(GIVEN TASK):
Output all the material that follows, exactly as given.

#### DATA

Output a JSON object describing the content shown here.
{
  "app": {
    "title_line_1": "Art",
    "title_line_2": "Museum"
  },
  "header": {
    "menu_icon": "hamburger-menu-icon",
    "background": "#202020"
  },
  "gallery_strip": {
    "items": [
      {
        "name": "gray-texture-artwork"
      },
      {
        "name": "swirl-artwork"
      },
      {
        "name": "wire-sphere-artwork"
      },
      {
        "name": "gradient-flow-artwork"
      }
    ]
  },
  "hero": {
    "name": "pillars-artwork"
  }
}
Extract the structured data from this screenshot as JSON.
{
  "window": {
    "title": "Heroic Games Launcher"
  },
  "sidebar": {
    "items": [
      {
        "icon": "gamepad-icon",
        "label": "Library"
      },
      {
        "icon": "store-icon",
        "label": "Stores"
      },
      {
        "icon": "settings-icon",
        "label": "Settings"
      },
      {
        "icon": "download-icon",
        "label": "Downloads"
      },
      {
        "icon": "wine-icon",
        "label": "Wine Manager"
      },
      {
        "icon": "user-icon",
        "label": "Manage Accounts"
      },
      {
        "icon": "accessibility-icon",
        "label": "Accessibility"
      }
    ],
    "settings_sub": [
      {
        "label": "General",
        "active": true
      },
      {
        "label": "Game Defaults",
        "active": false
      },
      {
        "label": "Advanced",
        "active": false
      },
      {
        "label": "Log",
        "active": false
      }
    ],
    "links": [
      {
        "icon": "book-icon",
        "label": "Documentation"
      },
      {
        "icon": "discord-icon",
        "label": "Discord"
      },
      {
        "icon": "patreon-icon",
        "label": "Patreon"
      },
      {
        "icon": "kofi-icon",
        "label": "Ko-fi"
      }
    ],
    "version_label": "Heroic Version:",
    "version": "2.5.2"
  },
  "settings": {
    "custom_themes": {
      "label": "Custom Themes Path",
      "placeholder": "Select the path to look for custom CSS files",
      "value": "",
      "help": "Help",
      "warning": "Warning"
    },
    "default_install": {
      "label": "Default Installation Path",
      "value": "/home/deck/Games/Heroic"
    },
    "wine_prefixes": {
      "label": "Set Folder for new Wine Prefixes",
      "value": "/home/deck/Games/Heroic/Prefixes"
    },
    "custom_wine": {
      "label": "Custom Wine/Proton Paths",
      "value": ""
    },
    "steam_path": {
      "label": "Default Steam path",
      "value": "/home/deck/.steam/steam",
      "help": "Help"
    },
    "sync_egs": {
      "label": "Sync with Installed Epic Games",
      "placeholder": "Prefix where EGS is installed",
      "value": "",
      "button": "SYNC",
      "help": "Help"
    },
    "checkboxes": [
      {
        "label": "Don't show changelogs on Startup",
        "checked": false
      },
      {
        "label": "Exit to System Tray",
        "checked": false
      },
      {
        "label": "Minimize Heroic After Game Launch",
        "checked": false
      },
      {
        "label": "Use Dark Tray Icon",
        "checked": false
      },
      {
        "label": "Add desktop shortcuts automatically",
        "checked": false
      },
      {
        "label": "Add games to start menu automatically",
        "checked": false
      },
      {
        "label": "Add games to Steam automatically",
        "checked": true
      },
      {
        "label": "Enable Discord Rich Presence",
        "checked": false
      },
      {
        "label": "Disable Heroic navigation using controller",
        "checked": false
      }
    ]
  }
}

########

(RESPONSE BELOW):
Output a JSON object describing the content shown here.
{
  "app": {
    "title_line_1": "Art",
    "title_line_2": "Museum"
  },
  "header": {
    "menu_icon": "hamburger-menu-icon",
    "background": "#202020"
  },
  "gallery_strip": {
    "items": [
      {
        "name": "gray-texture-artwork"
      },
      {
        "name": "swirl-artwork"
      },
      {
        "name": "wire-sphere-artwork"
      },
      {
        "name": "gradient-flow-artwork"
      }
    ]
  },
  "hero": {
    "name": "pillars-artwork"
  }
}
Extract the structured data from this screenshot as JSON.
{
  "window": {
    "title": "Heroic Games Launcher"
  },
  "sidebar": {
    "items": [
      {
        "icon": "gamepad-icon",
        "label": "Library"
      },
      {
        "icon": "store-icon",
        "label": "Stores"
      },
      {
        "icon": "settings-icon",
        "label": "Settings"
      },
      {
        "icon": "download-icon",
        "label": "Downloads"
      },
      {
        "icon": "wine-icon",
        "label": "Wine Manager"
      },
      {
        "icon": "user-icon",
        "label": "Manage Accounts"
      },
      {
        "icon": "accessibility-icon",
        "label": "Accessibility"
      }
    ],
    "settings_sub": [
      {
        "label": "General",
        "active": true
      },
      {
        "label": "Game Defaults",
        "active": false
      },
      {
        "label": "Advanced",
        "active": false
      },
      {
        "label": "Log",
        "active": false
      }
    ],
    "links": [
      {
        "icon": "book-icon",
        "label": "Documentation"
      },
      {
        "icon": "discord-icon",
        "label": "Discord"
      },
      {
        "icon": "patreon-icon",
        "label": "Patreon"
      },
      {
        "icon": "kofi-icon",
        "label": "Ko-fi"
      }
    ],
    "version_label": "Heroic Version:",
    "version": "2.5.2"
  },
  "settings": {
    "custom_themes": {
      "label": "Custom Themes Path",
      "placeholder": "Select the path to look for custom CSS files",
      "value": "",
      "help": "Help",
      "warning": "Warning"
    },
    "default_install": {
      "label": "Default Installation Path",
      "value": "/home/deck/Games/Heroic"
    },
    "wine_prefixes": {
      "label": "Set Folder for new Wine Prefixes",
      "value": "/home/deck/Games/Heroic/Prefixes"
    },
    "custom_wine": {
      "label": "Custom Wine/Proton Paths",
      "value": ""
    },
    "steam_path": {
      "label": "Default Steam path",
      "value": "/home/deck/.steam/steam",
      "help": "Help"
    },
    "sync_egs": {
      "label": "Sync with Installed Epic Games",
      "placeholder": "Prefix where EGS is installed",
      "value": "",
      "button": "SYNC",
      "help": "Help"
    },
    "checkboxes": [
      {
        "label": "Don't show changelogs on Startup",
        "checked": false
      },
      {
        "label": "Exit to System Tray",
        "checked": false
      },
      {
        "label": "Minimize Heroic After Game Launch",
        "checked": false
      },
      {
        "label": "Use Dark Tray Icon",
        "checked": false
      },
      {
        "label": "Add desktop shortcuts automatically",
        "checked": false
      },
      {
        "label": "Add games to start menu automatically",
        "checked": false
      },
      {
        "label": "Add games to Steam automatically",
        "checked": true
      },
      {
        "label": "Enable Discord Rich Presence",
        "checked": false
      },
      {
        "label": "Disable Heroic navigation using controller",
        "checked": false
      }
    ]
  }
}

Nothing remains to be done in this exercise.